Short problem ▸ Pick out all lines in the listing holding the string "Mean" and copy them.

* begin Exercise inputs *

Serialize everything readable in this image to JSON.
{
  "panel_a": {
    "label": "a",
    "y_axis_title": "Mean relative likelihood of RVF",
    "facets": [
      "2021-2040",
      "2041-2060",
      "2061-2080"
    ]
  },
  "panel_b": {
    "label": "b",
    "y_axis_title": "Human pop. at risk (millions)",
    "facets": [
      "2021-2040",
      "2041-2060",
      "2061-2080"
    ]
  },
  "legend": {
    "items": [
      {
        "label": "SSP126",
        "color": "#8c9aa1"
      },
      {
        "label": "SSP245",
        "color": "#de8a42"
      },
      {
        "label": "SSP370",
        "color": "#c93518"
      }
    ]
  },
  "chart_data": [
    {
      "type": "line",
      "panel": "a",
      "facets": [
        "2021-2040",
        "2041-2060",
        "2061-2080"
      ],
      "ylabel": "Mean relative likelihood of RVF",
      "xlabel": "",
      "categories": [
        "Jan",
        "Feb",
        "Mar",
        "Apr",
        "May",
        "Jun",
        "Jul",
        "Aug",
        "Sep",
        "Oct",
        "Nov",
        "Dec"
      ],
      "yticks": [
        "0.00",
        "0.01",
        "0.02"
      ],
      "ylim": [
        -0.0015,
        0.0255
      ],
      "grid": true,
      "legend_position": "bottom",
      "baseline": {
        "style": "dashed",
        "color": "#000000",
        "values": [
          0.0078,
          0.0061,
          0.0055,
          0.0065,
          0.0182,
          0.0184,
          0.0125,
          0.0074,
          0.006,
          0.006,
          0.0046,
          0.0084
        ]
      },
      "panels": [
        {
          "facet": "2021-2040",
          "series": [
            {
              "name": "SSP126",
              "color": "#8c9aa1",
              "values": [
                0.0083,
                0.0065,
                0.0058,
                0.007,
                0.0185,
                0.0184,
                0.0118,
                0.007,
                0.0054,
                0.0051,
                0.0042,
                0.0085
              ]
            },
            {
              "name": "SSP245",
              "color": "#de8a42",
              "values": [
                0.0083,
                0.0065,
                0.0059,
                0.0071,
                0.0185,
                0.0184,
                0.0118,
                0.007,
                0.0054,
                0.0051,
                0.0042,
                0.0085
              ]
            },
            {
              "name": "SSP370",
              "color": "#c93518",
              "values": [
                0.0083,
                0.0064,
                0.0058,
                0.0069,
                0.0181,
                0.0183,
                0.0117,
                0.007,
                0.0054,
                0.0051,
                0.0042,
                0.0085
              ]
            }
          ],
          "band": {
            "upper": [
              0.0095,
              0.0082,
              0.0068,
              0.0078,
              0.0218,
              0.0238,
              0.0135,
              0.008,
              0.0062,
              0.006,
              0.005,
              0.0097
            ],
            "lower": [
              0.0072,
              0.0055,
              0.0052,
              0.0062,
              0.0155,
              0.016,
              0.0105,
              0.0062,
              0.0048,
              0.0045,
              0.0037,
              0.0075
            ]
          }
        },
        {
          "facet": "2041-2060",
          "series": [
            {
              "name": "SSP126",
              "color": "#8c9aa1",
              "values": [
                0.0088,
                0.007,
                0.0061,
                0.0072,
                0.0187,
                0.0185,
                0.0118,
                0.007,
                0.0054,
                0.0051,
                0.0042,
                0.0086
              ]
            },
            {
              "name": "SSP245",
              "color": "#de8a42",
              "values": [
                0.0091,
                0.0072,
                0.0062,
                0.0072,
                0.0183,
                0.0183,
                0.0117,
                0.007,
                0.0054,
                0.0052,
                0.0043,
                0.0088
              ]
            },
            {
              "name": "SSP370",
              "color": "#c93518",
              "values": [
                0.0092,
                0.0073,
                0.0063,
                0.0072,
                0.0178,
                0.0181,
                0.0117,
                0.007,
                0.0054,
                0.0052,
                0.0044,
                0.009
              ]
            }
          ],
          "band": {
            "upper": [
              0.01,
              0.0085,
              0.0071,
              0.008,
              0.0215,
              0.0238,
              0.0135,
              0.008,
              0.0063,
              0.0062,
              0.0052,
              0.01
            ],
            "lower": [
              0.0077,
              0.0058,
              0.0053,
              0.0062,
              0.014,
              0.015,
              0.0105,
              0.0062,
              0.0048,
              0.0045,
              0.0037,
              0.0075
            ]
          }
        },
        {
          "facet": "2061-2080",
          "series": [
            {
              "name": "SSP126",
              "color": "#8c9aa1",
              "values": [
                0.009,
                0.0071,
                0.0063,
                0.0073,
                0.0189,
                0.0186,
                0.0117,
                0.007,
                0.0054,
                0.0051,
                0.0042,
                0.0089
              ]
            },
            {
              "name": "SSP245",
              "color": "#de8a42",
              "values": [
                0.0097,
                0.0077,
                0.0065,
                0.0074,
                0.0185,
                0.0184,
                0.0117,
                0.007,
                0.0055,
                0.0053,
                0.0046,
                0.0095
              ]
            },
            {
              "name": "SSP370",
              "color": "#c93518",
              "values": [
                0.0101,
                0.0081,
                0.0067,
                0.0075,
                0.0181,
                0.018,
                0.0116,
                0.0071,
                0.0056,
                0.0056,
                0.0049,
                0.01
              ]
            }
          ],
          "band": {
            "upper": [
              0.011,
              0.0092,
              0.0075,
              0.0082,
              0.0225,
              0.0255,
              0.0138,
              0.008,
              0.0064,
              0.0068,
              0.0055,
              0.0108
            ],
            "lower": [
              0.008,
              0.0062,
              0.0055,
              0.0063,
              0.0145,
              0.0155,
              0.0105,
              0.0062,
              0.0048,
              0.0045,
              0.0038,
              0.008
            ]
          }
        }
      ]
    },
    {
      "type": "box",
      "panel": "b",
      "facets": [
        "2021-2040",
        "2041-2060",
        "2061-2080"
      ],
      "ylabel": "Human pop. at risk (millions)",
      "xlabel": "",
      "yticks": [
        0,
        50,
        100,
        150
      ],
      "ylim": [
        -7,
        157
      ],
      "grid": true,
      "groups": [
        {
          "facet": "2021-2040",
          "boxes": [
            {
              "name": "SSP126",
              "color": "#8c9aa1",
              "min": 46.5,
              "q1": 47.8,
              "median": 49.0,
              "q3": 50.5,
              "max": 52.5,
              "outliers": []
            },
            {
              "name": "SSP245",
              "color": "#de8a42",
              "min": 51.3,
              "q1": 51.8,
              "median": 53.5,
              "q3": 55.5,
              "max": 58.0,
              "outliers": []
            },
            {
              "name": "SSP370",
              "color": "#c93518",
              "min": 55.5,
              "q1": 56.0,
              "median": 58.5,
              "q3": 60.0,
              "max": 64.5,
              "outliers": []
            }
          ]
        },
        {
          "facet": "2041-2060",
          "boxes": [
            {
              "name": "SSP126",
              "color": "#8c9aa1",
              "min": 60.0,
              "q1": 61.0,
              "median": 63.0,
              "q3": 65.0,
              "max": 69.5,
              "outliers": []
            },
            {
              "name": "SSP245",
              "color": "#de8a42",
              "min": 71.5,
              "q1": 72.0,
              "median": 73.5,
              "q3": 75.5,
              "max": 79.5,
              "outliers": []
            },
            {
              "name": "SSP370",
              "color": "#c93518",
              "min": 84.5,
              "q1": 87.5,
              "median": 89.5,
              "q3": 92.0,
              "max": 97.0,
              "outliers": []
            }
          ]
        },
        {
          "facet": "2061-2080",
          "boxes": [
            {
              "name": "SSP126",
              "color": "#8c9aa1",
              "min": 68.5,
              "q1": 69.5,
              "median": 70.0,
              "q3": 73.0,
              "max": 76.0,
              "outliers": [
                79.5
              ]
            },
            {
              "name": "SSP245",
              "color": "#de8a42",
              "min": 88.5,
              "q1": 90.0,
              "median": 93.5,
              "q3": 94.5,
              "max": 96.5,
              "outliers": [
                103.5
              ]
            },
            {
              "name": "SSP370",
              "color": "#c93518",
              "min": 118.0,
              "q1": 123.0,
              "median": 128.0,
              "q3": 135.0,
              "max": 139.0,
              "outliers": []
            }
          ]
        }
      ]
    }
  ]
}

* end Exercise inputs *

Solution ▸
    "y_axis_title": "Mean relative likelihood of RVF",
      "ylabel": "Mean relative likelihood of RVF",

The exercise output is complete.